Dataset items
** Begin **

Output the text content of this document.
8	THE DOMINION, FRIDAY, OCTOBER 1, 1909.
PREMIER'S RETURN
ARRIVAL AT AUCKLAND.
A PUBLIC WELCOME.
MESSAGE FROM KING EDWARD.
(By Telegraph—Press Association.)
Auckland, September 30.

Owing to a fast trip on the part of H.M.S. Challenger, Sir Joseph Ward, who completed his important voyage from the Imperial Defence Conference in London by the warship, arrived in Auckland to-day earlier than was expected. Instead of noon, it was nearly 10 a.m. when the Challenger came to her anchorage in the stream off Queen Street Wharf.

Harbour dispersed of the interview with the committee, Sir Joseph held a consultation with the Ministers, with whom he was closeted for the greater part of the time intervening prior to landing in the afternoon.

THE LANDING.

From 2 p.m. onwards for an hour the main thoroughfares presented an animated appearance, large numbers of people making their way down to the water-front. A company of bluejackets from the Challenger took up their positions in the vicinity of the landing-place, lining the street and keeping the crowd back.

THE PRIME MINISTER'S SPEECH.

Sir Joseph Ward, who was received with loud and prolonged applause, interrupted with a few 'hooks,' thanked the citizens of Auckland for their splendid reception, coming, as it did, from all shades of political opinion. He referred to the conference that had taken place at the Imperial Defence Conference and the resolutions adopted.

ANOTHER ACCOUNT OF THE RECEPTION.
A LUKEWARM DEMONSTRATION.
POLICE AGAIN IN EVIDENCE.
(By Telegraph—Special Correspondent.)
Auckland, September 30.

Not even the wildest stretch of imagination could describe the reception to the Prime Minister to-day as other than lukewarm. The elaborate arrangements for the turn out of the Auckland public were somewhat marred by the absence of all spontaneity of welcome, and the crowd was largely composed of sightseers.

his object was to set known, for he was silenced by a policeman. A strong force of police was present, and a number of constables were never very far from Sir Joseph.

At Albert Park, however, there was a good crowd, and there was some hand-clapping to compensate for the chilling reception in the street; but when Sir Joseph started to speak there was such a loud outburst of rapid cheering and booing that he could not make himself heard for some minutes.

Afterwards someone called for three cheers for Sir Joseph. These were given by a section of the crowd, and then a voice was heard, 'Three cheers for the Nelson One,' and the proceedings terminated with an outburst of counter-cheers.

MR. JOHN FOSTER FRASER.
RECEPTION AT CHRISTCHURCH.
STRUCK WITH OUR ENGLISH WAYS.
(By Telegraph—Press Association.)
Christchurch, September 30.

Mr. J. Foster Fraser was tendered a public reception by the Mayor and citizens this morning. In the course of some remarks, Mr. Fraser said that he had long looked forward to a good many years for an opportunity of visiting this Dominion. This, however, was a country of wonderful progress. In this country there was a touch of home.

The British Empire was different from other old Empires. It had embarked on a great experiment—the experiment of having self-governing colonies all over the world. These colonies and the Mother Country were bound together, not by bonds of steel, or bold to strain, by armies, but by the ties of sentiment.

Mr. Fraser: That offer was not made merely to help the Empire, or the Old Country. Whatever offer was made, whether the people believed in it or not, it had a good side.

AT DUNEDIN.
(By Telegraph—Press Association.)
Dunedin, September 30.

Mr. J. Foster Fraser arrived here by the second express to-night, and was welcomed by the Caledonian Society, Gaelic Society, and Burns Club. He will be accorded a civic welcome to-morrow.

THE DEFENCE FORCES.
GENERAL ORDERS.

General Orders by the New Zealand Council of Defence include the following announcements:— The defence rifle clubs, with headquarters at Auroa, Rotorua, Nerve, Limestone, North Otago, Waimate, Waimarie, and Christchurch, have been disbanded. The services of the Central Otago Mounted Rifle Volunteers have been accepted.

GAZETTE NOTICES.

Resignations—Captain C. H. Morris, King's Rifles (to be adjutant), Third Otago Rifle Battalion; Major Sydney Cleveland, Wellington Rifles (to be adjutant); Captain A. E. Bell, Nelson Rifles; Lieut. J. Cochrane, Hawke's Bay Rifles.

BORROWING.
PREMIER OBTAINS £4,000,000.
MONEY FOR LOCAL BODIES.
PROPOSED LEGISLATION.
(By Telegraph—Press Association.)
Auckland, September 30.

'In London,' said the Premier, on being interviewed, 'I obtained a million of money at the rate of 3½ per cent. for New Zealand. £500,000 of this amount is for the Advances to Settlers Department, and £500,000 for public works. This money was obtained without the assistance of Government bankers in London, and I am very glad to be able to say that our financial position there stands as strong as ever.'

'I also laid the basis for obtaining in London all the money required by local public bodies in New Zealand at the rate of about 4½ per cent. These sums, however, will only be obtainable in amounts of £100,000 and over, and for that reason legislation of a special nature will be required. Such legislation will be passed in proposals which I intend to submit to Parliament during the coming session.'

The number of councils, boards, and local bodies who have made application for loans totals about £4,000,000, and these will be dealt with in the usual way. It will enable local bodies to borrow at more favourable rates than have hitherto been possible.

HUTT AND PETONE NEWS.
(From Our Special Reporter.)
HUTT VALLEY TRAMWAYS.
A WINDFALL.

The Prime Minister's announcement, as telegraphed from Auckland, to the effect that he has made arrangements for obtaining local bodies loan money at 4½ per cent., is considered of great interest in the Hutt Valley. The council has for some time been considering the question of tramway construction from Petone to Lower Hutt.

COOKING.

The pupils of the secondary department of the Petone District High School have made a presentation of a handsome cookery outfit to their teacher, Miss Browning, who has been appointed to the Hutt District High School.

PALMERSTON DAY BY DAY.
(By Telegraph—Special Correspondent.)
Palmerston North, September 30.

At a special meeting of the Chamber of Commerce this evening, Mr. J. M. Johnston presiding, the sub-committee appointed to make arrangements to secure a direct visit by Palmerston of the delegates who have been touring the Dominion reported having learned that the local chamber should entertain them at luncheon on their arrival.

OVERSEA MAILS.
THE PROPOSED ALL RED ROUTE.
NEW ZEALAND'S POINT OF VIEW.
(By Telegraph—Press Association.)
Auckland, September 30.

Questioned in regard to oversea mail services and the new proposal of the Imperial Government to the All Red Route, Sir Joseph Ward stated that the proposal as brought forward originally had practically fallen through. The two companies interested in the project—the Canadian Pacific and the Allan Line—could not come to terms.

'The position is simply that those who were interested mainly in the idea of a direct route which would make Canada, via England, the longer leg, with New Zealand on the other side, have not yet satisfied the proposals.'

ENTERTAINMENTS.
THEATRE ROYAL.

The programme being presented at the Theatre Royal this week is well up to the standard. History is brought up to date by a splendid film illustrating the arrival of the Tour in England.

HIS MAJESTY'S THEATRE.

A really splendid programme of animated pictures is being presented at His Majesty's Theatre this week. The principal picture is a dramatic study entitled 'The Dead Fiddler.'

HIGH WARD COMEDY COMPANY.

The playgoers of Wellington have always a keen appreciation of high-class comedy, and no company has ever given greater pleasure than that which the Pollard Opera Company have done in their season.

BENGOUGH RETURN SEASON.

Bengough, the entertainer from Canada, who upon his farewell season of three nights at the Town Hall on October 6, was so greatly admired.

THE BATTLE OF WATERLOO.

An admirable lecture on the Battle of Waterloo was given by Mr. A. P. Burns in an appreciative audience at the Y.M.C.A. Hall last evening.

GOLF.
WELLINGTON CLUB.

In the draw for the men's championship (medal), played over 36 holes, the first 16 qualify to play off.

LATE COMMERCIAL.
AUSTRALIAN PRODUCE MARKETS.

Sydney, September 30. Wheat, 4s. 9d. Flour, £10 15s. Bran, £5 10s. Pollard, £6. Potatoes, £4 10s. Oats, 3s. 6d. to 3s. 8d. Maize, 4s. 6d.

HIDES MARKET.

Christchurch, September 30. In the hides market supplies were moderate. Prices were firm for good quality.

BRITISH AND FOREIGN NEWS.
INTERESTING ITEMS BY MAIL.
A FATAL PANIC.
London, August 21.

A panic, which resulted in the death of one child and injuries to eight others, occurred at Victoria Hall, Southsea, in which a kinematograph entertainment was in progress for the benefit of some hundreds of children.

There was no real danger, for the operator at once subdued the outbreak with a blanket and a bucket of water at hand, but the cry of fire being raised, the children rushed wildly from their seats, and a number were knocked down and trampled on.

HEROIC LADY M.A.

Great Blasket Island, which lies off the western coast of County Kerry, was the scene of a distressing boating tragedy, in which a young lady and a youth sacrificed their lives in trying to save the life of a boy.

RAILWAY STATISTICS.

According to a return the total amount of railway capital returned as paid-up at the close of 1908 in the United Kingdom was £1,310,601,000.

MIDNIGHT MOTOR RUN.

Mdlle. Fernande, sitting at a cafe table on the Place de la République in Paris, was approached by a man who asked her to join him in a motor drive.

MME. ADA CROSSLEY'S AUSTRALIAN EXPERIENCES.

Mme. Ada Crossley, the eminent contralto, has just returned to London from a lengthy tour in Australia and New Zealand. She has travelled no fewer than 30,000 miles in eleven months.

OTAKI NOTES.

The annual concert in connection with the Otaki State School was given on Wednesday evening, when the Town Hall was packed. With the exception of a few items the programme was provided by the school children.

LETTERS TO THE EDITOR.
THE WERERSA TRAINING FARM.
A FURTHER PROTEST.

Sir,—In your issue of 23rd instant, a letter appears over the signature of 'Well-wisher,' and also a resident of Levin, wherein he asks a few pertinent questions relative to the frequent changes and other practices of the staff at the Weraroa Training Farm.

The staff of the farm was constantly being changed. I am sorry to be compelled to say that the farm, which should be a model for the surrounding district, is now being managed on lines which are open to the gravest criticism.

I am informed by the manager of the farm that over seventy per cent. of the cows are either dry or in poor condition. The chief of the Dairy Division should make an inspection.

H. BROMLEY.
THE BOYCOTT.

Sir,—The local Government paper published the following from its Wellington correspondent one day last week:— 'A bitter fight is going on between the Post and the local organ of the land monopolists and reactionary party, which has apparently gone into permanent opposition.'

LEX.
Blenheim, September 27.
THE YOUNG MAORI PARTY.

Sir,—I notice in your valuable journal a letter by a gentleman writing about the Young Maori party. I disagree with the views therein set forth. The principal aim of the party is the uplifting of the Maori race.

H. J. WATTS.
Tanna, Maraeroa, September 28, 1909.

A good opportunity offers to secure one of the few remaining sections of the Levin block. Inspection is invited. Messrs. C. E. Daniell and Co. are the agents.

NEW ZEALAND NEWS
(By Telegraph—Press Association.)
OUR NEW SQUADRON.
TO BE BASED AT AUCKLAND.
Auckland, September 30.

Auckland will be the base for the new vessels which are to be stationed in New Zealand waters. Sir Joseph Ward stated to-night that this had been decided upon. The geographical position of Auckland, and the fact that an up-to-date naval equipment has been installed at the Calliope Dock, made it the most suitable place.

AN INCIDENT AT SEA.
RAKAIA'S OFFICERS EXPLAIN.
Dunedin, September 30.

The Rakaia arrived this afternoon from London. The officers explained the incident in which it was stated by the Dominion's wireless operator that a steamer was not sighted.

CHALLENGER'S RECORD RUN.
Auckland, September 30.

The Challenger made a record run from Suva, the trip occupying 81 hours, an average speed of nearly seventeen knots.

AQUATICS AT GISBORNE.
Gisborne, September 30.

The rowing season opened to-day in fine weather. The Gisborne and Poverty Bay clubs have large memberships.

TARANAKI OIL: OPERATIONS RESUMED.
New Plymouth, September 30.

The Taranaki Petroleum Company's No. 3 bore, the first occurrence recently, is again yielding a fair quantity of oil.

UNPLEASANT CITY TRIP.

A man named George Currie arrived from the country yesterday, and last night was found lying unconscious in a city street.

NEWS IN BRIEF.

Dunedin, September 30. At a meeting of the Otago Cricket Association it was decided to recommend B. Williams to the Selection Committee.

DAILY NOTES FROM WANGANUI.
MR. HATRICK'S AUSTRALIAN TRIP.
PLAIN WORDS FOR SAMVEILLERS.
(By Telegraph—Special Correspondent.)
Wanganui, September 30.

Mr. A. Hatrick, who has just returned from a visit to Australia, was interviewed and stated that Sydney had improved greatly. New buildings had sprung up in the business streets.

** End **

◆ WHAT IS REQUIRED:
From the listing above, report the number of lines containing the string "direct", without any accompanying remarks.

◆ TASK OUTPUT:
2